## WRITTEN PROBLEM
Transcribe the listing below verbatim, beginning with its first line and stopping after the line that contains "selection-mode-icon[interactable]: ▣ ▣".

## MATERIAL FOR THE TASK
■ ■ ■ ■
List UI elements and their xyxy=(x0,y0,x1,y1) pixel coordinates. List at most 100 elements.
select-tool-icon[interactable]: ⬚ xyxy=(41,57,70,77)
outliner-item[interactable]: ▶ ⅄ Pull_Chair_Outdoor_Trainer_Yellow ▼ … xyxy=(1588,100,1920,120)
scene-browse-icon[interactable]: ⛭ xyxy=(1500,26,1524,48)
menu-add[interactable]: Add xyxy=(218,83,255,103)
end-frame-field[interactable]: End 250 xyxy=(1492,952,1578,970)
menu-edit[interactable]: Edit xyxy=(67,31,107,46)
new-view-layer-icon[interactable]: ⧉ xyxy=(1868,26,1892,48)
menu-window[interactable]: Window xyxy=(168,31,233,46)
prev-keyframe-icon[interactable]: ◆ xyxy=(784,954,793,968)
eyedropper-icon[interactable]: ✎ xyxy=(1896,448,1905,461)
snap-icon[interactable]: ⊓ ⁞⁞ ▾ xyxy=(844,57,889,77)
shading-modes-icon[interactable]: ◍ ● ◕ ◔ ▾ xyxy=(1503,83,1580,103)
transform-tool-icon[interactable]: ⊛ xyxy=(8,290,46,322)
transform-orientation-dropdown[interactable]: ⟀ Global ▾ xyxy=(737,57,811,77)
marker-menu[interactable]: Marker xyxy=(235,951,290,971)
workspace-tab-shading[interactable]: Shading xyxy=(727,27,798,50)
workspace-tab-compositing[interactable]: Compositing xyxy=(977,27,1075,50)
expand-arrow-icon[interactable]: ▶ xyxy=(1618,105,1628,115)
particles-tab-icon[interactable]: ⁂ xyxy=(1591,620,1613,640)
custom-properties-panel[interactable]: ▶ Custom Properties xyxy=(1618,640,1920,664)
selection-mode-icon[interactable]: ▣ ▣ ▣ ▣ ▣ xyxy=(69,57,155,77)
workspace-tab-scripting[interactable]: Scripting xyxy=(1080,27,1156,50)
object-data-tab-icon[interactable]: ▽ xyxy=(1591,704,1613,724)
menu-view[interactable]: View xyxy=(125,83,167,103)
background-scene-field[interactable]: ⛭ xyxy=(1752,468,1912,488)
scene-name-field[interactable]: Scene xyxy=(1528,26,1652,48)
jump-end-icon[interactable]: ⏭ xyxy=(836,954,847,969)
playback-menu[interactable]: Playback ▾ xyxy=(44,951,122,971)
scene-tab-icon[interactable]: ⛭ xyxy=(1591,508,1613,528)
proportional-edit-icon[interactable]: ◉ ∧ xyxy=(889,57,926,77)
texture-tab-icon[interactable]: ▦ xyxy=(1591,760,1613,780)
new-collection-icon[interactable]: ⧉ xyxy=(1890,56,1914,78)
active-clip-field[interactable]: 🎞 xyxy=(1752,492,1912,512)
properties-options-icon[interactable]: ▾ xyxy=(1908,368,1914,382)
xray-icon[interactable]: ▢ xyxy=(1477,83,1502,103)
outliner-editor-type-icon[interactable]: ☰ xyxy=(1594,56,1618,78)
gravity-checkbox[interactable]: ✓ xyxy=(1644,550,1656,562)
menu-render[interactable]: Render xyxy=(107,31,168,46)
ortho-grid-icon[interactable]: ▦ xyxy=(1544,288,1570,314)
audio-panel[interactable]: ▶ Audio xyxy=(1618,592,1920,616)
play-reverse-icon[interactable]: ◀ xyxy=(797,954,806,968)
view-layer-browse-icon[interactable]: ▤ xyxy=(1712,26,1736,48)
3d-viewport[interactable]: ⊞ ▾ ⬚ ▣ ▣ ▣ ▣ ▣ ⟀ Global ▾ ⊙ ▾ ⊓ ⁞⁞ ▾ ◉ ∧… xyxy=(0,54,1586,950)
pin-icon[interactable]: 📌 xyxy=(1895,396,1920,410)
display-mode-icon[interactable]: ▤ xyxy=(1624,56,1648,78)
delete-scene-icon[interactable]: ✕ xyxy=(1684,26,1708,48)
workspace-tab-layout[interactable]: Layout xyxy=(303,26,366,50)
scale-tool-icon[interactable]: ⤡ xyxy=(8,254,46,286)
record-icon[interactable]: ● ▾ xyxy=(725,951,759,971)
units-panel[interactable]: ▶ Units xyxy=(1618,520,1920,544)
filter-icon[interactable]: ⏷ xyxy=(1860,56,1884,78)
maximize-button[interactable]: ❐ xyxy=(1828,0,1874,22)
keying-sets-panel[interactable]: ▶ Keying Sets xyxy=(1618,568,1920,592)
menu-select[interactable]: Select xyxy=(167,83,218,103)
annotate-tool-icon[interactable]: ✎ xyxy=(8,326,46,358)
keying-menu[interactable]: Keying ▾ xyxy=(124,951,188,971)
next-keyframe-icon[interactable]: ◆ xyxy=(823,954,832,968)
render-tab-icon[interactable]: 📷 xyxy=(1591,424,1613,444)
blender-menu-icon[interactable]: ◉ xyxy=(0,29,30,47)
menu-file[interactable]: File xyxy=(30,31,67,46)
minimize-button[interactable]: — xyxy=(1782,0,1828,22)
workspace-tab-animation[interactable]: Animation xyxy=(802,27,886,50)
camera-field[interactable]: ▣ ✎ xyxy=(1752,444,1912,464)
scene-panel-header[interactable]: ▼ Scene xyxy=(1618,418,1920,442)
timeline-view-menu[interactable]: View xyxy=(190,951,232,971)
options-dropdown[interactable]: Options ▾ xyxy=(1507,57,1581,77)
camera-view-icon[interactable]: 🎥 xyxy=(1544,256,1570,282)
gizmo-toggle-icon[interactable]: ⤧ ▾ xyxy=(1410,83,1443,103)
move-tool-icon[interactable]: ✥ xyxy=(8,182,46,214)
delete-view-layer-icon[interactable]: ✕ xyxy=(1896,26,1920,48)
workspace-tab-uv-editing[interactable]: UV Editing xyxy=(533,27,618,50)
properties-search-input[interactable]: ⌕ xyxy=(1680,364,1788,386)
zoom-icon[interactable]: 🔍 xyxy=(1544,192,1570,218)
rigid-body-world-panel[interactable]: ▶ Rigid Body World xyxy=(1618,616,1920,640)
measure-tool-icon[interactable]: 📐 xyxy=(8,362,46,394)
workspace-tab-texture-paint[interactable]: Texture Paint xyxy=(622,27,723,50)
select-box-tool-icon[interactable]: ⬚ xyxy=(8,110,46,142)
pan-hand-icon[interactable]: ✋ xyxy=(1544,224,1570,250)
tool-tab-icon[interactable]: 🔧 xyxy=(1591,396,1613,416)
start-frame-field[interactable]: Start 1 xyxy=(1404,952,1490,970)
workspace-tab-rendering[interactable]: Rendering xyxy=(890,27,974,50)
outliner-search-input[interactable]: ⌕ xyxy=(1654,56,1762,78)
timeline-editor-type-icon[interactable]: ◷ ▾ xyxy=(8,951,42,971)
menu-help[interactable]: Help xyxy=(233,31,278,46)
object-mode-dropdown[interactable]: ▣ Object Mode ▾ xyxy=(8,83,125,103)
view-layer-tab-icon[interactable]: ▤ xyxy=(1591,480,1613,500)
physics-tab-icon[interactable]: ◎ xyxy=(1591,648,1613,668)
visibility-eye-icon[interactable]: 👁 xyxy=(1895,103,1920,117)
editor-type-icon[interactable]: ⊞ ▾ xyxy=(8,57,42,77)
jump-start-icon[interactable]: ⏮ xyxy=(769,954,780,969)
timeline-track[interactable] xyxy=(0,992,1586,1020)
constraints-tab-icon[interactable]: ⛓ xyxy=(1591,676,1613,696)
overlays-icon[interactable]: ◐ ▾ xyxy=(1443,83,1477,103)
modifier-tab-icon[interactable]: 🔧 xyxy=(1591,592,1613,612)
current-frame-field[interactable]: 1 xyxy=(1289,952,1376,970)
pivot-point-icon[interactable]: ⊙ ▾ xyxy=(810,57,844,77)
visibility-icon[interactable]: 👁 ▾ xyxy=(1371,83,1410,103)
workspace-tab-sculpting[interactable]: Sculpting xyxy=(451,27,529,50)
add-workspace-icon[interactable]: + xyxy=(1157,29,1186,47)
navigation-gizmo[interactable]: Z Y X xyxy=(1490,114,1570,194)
■ ■ ■ ■
## EXPECTED ANSWER
List UI elements and their xyxy=(x0,y0,x1,y1) pixel coordinates. List at most 100 elements.
select-tool-icon[interactable]: ⬚ xyxy=(41,57,70,77)
outliner-item[interactable]: ▶ ⅄ Pull_Chair_Outdoor_Trainer_Yellow ▼ … xyxy=(1588,100,1920,120)
scene-browse-icon[interactable]: ⛭ xyxy=(1500,26,1524,48)
menu-add[interactable]: Add xyxy=(218,83,255,103)
end-frame-field[interactable]: End 250 xyxy=(1492,952,1578,970)
menu-edit[interactable]: Edit xyxy=(67,31,107,46)
new-view-layer-icon[interactable]: ⧉ xyxy=(1868,26,1892,48)
menu-window[interactable]: Window xyxy=(168,31,233,46)
prev-keyframe-icon[interactable]: ◆ xyxy=(784,954,793,968)
eyedropper-icon[interactable]: ✎ xyxy=(1896,448,1905,461)
snap-icon[interactable]: ⊓ ⁞⁞ ▾ xyxy=(844,57,889,77)
shading-modes-icon[interactable]: ◍ ● ◕ ◔ ▾ xyxy=(1503,83,1580,103)
transform-tool-icon[interactable]: ⊛ xyxy=(8,290,46,322)
transform-orientation-dropdown[interactable]: ⟀ Global ▾ xyxy=(737,57,811,77)
marker-menu[interactable]: Marker xyxy=(235,951,290,971)
workspace-tab-shading[interactable]: Shading xyxy=(727,27,798,50)
workspace-tab-compositing[interactable]: Compositing xyxy=(977,27,1075,50)
expand-arrow-icon[interactable]: ▶ xyxy=(1618,105,1628,115)
particles-tab-icon[interactable]: ⁂ xyxy=(1591,620,1613,640)
custom-properties-panel[interactable]: ▶ Custom Properties xyxy=(1618,640,1920,664)
selection-mode-icon[interactable]: ▣ ▣ ▣ ▣ ▣ xyxy=(69,57,155,77)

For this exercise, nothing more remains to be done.